Prompt 1:
Answer these questions about the research page:
(a) What share of the country's streams and rivers does the United States Geological Survey streamflow network cover?
(b) Who are the collaborators listed for the flowing-water project?
(c) Which two image-based streamflow measurement techniques does the MLIV project set out to enhance?

Selected excerpt:
┌────────
Research

The Sound of Flowing Water

Hydrologic processes are typically measured with sensors that offer spatially- and, in some cases, temporally- discrete data. For example, the United States Geological Survey streamflow network is one of the largest and most comprehensive worldwide, however, it covers less than 1% of the country’s streams and rivers and flow monitoring is biased toward larger, perennial streams and rivers . The growth of Distributed Acoustic Sensing (DAS) with fiber optic cables in the geosciences over the last decade offers a unique and timely opportunity to evaluate the potential of DAS to monitor diverse hydrologic processes and to develop next-generation methods and algorithms to quantify hydrologic variables continuously and more rapidly than currently possible. The long-term goal is to develop the necessary tools and guidelines that will enable agencies such as the USGS to have continuous and reliable Discrete Acoustic Sensing measurements of hydrologic processes (fluvial, groundwater, groundwater/surface water exchange), augmenting more traditional monitoring methods. As an initial step to achieve that goal, the main objective of this project is to evaluate the potential of Distributed Acoustic Sensing (DAS) to quantify different hydrologic processes in the surface and the subsurface through field deployments and laboratory experiments.

Collaborators: Negar Soltani, Tieyuan Zhu, Martin Briggs

MLIV - Machine-Learning Enhanced Image Velocimetry for Streams 

Quantifying streamflow is vital for water resource management, habitat monitoring, and emergency response. Streamflow measurements typically use direct or indirect approaches that depend on site and flow conditions. Extreme events and/or flashy systems (remote, urban) are difficult to measure because of the need for timely access to the sites, sensor maintenance issues, and safety concerns. Image-based techniques can be relatively low cost and have the advantage of not needing to be in the water to conduct the measurements. Nevertheless, they may face limitations depending on sunlight conditions, surface reflections, presence of fog, rain and camera angle or field of view. Under such conditions, flow field reconstruction from image-based velocimetry may become sparse or have lower quality.  This project will enhance image-based streamflow measurements (STIV and LSPIV) by combining proven machine learning approaches with image-based velocimetry methods to improve the reliability of these measurements and make the technique accessible to users worldwide.
└────────
Stored entries:
┌────────
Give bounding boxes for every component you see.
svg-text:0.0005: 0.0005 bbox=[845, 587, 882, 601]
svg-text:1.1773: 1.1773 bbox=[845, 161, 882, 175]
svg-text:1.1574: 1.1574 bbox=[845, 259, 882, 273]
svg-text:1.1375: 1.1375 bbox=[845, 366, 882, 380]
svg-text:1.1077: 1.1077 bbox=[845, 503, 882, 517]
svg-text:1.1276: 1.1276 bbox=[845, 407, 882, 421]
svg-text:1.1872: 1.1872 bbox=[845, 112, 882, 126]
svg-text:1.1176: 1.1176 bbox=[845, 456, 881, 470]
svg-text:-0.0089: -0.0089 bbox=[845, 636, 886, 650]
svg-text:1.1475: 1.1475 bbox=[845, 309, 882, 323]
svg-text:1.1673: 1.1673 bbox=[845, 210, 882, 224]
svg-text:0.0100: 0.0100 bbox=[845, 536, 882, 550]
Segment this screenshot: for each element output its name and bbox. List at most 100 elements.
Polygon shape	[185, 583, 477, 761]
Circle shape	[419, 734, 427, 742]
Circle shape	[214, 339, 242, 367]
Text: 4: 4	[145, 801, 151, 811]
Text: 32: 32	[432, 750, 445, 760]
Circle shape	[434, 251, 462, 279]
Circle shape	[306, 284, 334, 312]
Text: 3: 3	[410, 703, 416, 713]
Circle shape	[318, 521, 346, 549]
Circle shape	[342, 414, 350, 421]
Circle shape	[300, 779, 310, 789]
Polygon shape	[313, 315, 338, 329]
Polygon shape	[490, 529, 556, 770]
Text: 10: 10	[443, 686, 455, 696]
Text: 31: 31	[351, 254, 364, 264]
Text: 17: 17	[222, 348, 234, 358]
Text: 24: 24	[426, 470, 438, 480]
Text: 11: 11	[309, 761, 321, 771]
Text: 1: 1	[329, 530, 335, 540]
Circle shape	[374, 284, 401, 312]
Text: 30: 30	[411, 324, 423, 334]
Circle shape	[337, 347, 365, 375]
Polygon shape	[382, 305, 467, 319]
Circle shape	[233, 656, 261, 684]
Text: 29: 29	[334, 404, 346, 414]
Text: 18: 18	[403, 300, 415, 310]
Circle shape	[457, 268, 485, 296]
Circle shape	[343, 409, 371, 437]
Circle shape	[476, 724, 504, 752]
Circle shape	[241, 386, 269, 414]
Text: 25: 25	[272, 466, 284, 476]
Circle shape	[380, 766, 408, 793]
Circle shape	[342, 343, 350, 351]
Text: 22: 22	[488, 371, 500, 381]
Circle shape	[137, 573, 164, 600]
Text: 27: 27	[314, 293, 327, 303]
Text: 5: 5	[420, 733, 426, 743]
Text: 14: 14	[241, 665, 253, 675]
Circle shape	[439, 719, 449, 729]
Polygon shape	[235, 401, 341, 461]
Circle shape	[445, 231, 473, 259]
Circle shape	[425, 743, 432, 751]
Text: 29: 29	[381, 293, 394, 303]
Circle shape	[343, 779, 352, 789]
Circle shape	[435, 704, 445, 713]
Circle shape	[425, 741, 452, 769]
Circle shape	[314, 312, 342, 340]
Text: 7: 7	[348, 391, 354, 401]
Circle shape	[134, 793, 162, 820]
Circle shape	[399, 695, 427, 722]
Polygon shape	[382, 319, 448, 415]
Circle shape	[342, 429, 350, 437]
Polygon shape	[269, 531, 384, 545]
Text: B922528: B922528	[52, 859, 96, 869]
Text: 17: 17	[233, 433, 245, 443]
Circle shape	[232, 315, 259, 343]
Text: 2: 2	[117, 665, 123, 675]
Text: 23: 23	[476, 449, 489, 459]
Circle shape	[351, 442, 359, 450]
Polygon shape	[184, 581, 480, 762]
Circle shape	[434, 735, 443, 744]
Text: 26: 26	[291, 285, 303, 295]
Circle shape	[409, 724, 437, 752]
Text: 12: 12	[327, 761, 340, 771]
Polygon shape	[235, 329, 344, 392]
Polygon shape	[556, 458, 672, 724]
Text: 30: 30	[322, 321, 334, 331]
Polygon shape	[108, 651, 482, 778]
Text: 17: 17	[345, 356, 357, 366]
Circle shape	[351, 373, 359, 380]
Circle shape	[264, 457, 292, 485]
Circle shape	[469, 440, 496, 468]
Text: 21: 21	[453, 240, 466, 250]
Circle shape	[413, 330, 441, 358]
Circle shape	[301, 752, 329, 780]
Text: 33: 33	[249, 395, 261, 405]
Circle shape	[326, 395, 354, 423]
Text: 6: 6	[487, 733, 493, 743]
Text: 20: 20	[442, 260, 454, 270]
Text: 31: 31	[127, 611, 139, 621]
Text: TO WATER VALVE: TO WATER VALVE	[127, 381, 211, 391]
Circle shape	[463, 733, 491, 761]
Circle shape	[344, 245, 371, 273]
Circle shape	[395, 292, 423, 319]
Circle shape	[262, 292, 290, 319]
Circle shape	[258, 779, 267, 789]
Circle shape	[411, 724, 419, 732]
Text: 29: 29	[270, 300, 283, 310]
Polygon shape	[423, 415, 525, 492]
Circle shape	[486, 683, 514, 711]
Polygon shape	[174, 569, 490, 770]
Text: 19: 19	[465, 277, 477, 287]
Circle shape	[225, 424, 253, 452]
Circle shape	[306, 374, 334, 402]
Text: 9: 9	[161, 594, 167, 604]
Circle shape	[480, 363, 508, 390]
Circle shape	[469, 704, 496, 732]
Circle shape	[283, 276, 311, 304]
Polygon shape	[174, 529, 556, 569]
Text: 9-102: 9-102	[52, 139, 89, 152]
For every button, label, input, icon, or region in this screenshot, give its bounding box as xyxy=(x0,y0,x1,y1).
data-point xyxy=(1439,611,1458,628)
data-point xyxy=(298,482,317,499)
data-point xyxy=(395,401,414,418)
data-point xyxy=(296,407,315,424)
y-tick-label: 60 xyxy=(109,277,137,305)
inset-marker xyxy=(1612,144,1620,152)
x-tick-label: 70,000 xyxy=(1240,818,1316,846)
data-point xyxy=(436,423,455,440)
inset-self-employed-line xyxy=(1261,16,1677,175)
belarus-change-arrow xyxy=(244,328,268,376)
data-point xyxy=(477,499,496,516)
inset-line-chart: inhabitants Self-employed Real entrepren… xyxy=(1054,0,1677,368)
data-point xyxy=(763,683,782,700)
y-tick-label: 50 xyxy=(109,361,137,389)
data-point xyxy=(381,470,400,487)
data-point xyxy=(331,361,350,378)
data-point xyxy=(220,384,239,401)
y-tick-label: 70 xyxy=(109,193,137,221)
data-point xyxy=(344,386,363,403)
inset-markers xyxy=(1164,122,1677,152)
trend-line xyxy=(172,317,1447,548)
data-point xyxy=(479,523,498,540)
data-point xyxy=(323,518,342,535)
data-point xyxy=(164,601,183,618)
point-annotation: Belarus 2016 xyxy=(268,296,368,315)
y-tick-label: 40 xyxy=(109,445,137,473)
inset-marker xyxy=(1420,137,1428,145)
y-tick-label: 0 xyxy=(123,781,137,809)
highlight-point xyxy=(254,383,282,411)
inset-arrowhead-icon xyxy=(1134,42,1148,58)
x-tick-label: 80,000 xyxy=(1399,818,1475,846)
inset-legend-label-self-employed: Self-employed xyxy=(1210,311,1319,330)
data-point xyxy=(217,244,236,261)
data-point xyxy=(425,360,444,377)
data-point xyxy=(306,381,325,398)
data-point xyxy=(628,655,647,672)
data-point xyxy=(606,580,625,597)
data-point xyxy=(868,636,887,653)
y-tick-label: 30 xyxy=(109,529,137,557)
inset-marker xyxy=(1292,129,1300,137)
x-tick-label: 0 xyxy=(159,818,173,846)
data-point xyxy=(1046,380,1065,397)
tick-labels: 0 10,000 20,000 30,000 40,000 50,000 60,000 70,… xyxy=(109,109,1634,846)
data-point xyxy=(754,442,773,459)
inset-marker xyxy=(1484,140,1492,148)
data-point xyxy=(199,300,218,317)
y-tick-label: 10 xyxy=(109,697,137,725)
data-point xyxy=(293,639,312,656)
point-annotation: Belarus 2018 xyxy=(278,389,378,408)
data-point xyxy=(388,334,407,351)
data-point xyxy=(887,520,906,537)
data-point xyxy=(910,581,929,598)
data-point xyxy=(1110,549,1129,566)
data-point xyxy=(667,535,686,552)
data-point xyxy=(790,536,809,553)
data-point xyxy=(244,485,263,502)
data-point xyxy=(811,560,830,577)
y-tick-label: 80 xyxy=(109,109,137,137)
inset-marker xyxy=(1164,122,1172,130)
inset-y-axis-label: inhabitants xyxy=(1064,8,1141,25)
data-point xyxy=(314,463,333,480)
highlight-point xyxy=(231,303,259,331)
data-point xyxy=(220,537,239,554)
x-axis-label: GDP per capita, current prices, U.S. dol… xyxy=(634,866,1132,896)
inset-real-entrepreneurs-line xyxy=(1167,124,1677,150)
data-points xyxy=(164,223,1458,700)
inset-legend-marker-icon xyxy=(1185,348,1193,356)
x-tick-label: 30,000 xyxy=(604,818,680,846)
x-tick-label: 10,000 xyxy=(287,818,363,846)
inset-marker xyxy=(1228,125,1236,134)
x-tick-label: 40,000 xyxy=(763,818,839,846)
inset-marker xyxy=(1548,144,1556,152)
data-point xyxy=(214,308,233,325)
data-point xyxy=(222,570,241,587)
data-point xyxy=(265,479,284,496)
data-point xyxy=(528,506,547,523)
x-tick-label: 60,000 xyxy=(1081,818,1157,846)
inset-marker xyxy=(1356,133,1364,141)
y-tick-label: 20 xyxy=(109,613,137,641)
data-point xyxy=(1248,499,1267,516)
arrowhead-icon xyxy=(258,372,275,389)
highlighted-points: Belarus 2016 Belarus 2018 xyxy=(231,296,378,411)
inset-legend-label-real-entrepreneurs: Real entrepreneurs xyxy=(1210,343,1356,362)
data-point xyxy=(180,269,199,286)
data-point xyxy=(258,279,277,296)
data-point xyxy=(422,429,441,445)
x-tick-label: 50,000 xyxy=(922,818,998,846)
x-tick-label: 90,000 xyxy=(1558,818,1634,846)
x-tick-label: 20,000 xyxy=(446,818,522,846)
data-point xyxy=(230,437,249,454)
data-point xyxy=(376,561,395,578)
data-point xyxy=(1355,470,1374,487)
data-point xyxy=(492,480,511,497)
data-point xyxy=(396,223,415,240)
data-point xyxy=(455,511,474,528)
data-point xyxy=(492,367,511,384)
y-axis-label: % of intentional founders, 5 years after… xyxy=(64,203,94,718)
└────────
Prompt 2:
Duplicate the stored entries, starting at their first line and going on through the line containing "svg-text:1.1176: 1.1176 bbox=[845, 456, 881, 470]", with both of those lines included.

Written response 1:
(a) Less than 1%.
(b) Negar Soltani, Tieyuan Zhu, and Martin Briggs.
(c) STIV and LSPIV.

Written response 2:
Give bounding boxes for every component you see.
svg-text:0.0005: 0.0005 bbox=[845, 587, 882, 601]
svg-text:1.1773: 1.1773 bbox=[845, 161, 882, 175]
svg-text:1.1574: 1.1574 bbox=[845, 259, 882, 273]
svg-text:1.1375: 1.1375 bbox=[845, 366, 882, 380]
svg-text:1.1077: 1.1077 bbox=[845, 503, 882, 517]
svg-text:1.1276: 1.1276 bbox=[845, 407, 882, 421]
svg-text:1.1872: 1.1872 bbox=[845, 112, 882, 126]
svg-text:1.1176: 1.1176 bbox=[845, 456, 881, 470]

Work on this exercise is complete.